__Short problem__
Update the rows below by replacing each "data-label" with "value-label" and leaving everything else unchanged. Omit the pictures from your answer.

__Provided records__

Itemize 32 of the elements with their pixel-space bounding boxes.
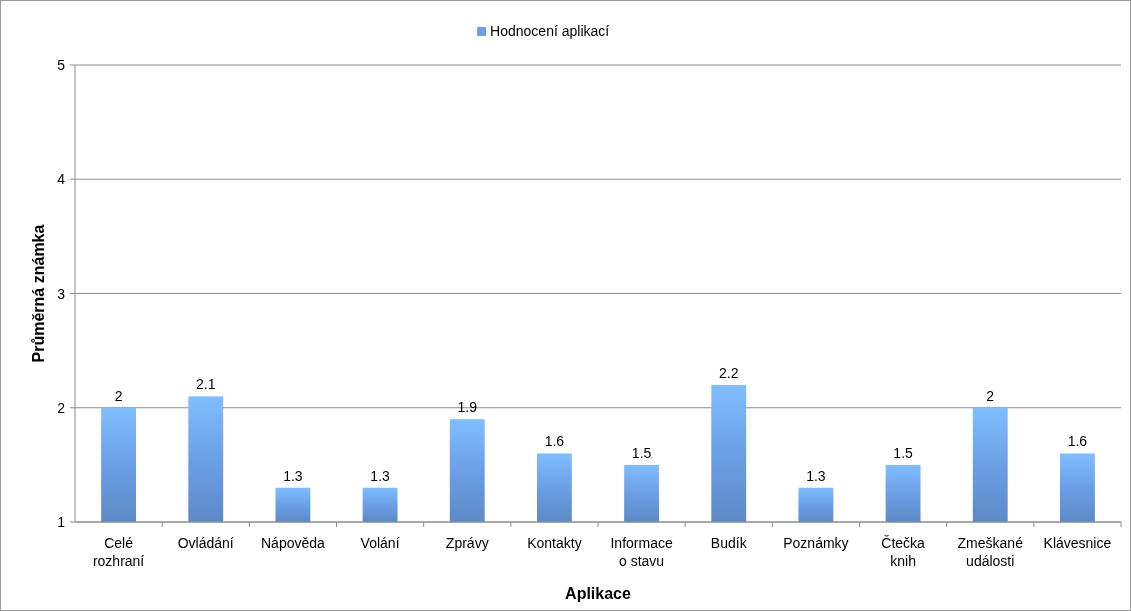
x-tick-label: Zprávy bbox=[445, 535, 489, 551]
x-tick-label: Zmeškané události bbox=[957, 535, 1024, 569]
data-label: 2 bbox=[986, 387, 995, 404]
data-label: 2.2 bbox=[719, 364, 739, 381]
x-tick-label: Nápověda bbox=[261, 535, 326, 551]
x-tick-label: Volání bbox=[360, 535, 400, 551]
y-tick-label: 5 bbox=[57, 57, 66, 73]
data-label: 2 bbox=[114, 387, 123, 404]
x-tick-label: Celé rozhraní bbox=[92, 535, 145, 569]
x-tick-label: Informace o stavu bbox=[610, 535, 673, 569]
x-tick-label: Budík bbox=[710, 535, 748, 551]
x-tick-label: Kontakty bbox=[527, 535, 582, 551]
data-label: 1.3 bbox=[283, 467, 303, 484]
x-tick-label: Klávesnice bbox=[1043, 535, 1112, 551]
data-label: 1.6 bbox=[1067, 433, 1088, 450]
legend-label: Hodnocení aplikací bbox=[490, 23, 610, 39]
x-axis-title: Aplikace bbox=[565, 585, 632, 602]
data-label: 1.5 bbox=[631, 444, 652, 461]
y-axis-title: Průměrná známka bbox=[30, 224, 47, 363]
data-label: 1.9 bbox=[457, 399, 478, 416]
data-label: 1.3 bbox=[806, 467, 826, 484]
y-tick-label: 4 bbox=[57, 171, 66, 188]
y-tick-label: 1 bbox=[57, 514, 66, 530]
data-label: 1.3 bbox=[370, 467, 391, 484]
x-tick-label: Čtečka knih bbox=[881, 535, 926, 569]
data-label: 1.6 bbox=[544, 433, 565, 450]
y-tick-label: 3 bbox=[57, 285, 66, 302]
x-tick-label: Ovládání bbox=[177, 535, 234, 551]
x-tick-label: Poznámky bbox=[783, 535, 849, 551]
data-label: 1.5 bbox=[893, 444, 914, 461]
y-tick-label: 2 bbox=[57, 399, 66, 416]
data-label: 2.1 bbox=[196, 376, 216, 393]
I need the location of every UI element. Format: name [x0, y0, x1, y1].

__Correct output__
Itemize 32 of the elements with their pixel-space bounding boxes.
x-tick-label: Zprávy bbox=[445, 535, 489, 551]
x-tick-label: Zmeškané události bbox=[957, 535, 1024, 569]
value-label: 2 bbox=[986, 387, 995, 404]
value-label: 2.2 bbox=[719, 364, 739, 381]
x-tick-label: Nápověda bbox=[261, 535, 326, 551]
x-tick-label: Volání bbox=[360, 535, 400, 551]
y-tick-label: 5 bbox=[57, 57, 66, 73]
value-label: 2 bbox=[114, 387, 123, 404]
x-tick-label: Celé rozhraní bbox=[92, 535, 145, 569]
x-tick-label: Informace o stavu bbox=[610, 535, 673, 569]
x-tick-label: Budík bbox=[710, 535, 748, 551]
x-tick-label: Kontakty bbox=[527, 535, 582, 551]
value-label: 1.3 bbox=[283, 467, 303, 484]
x-tick-label: Klávesnice bbox=[1043, 535, 1112, 551]
value-label: 1.6 bbox=[1067, 433, 1088, 450]
legend-label: Hodnocení aplikací bbox=[490, 23, 610, 39]
x-axis-title: Aplikace bbox=[565, 585, 632, 602]
value-label: 1.5 bbox=[631, 444, 652, 461]
y-axis-title: Průměrná známka bbox=[30, 224, 47, 363]
value-label: 1.9 bbox=[457, 399, 478, 416]
value-label: 1.3 bbox=[806, 467, 826, 484]
y-tick-label: 4 bbox=[57, 171, 66, 188]
y-tick-label: 1 bbox=[57, 514, 66, 530]
value-label: 1.3 bbox=[370, 467, 391, 484]
x-tick-label: Čtečka knih bbox=[881, 535, 926, 569]
value-label: 1.6 bbox=[544, 433, 565, 450]
y-tick-label: 3 bbox=[57, 285, 66, 302]
x-tick-label: Ovládání bbox=[177, 535, 234, 551]
x-tick-label: Poznámky bbox=[783, 535, 849, 551]
value-label: 1.5 bbox=[893, 444, 914, 461]
y-tick-label: 2 bbox=[57, 399, 66, 416]
value-label: 2.1 bbox=[196, 376, 216, 393]
I need the location of every UI element. Format: name [x0, y0, x1, y1].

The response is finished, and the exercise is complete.